WHAT IS BEING ASKED:
Copy every line from the records below that holds the word "Заявки".

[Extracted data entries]
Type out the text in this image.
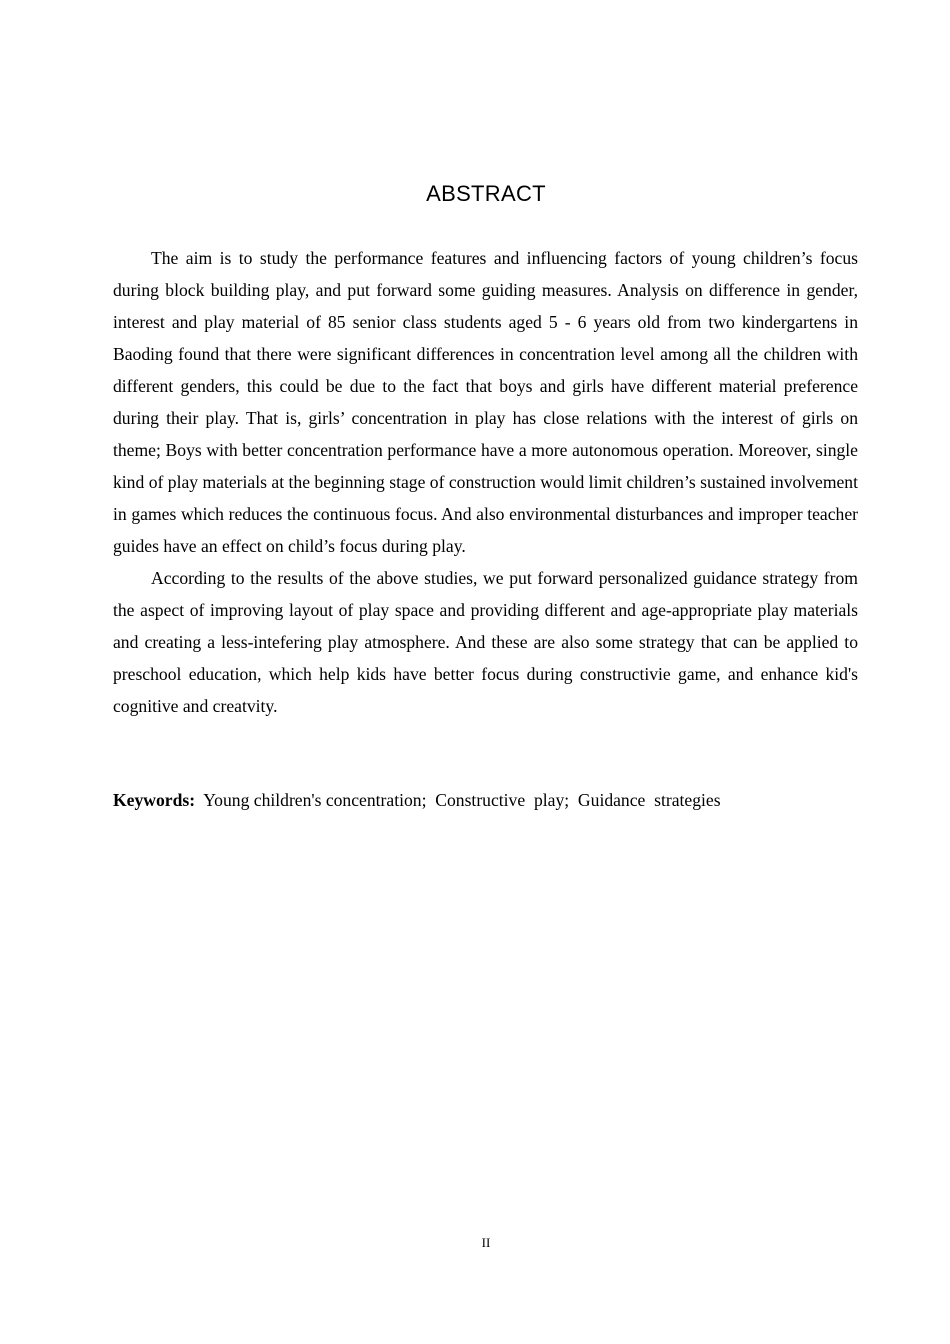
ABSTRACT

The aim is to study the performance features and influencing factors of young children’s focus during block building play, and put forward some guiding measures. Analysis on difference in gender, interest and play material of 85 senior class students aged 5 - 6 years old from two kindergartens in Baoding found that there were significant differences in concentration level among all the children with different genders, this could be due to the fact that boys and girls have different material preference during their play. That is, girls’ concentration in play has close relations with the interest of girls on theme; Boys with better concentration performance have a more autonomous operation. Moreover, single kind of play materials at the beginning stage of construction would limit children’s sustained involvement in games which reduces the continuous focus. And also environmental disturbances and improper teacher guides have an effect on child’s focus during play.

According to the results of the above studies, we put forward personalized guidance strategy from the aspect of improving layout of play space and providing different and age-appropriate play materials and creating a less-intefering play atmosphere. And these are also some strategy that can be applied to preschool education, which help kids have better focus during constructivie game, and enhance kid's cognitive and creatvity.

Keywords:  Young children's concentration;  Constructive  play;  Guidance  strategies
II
--
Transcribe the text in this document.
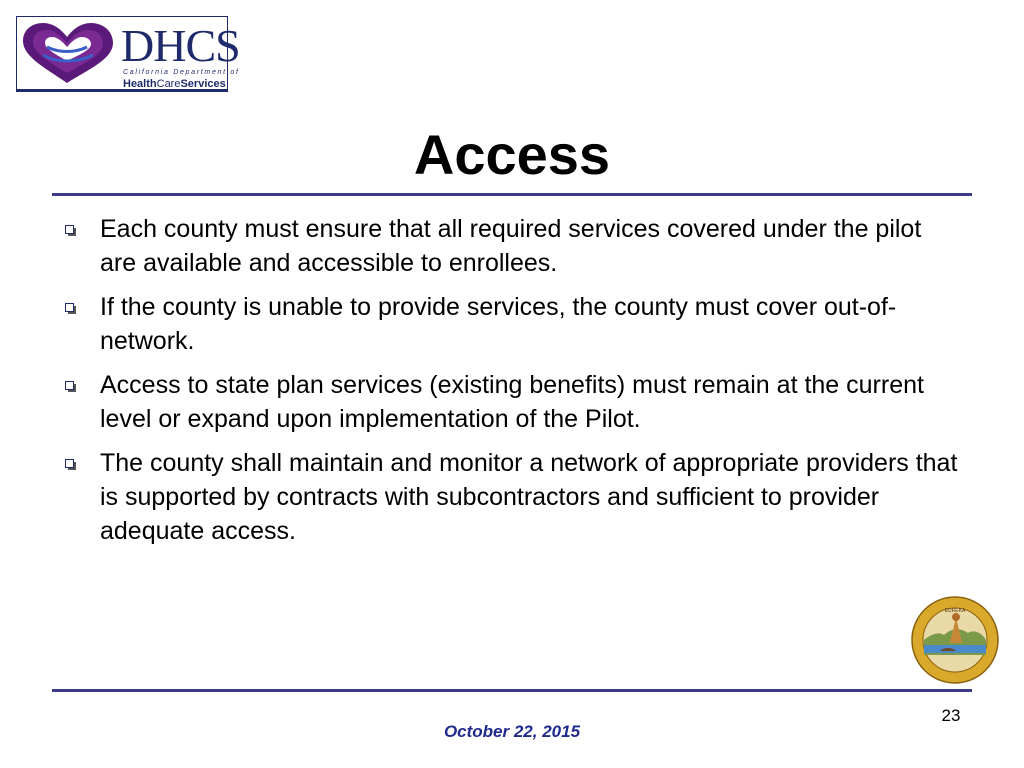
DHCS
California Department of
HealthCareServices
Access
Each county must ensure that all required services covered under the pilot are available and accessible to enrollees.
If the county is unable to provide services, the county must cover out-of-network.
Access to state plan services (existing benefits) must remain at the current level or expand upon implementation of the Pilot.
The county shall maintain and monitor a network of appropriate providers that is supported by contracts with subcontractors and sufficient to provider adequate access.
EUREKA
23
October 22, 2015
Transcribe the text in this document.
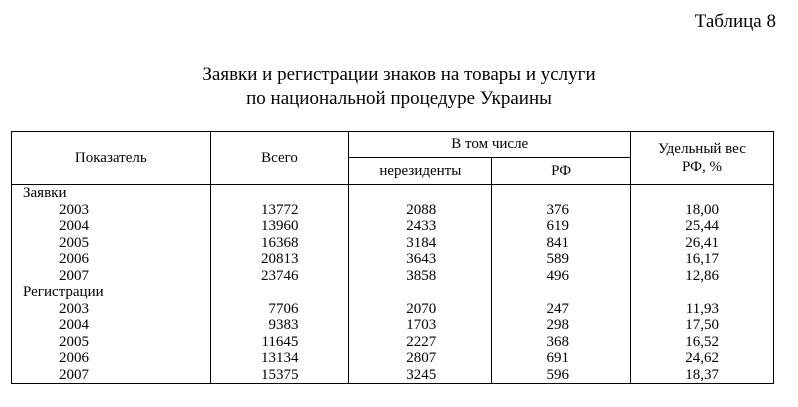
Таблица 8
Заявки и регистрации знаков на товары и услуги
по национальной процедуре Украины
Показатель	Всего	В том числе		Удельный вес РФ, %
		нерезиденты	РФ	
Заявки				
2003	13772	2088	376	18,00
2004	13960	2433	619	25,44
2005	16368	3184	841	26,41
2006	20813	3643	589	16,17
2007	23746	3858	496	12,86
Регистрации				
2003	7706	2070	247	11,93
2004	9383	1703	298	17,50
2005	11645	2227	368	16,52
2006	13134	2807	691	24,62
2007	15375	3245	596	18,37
==
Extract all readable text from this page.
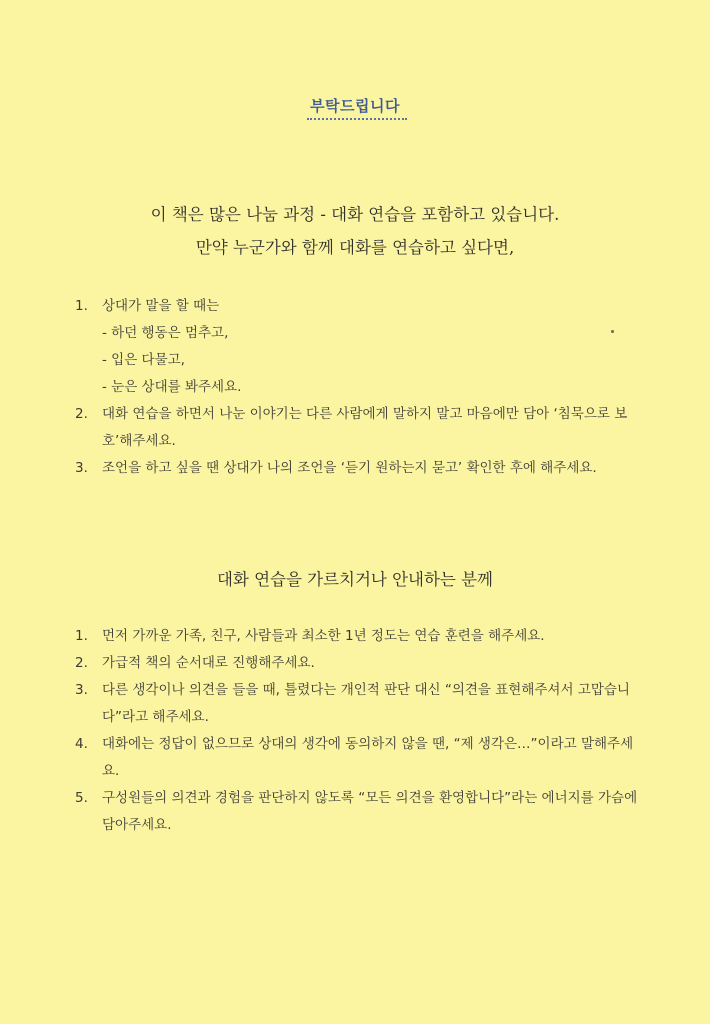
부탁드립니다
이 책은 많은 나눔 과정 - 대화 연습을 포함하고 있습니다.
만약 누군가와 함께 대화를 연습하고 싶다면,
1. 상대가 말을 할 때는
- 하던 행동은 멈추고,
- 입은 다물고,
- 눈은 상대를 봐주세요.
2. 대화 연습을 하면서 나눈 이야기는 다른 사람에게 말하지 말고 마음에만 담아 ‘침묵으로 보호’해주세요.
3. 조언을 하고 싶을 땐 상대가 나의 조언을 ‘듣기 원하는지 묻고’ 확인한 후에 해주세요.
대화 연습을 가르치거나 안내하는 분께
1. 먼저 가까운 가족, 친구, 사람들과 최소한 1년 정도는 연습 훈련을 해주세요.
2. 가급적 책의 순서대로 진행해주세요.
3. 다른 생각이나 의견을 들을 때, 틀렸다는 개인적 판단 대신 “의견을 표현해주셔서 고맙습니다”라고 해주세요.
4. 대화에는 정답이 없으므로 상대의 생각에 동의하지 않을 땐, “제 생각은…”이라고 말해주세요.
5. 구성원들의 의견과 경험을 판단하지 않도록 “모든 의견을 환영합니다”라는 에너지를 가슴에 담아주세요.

SOLVED EXERCISE:
Заявки и регистрации знаков на товары и услуги
Заявки				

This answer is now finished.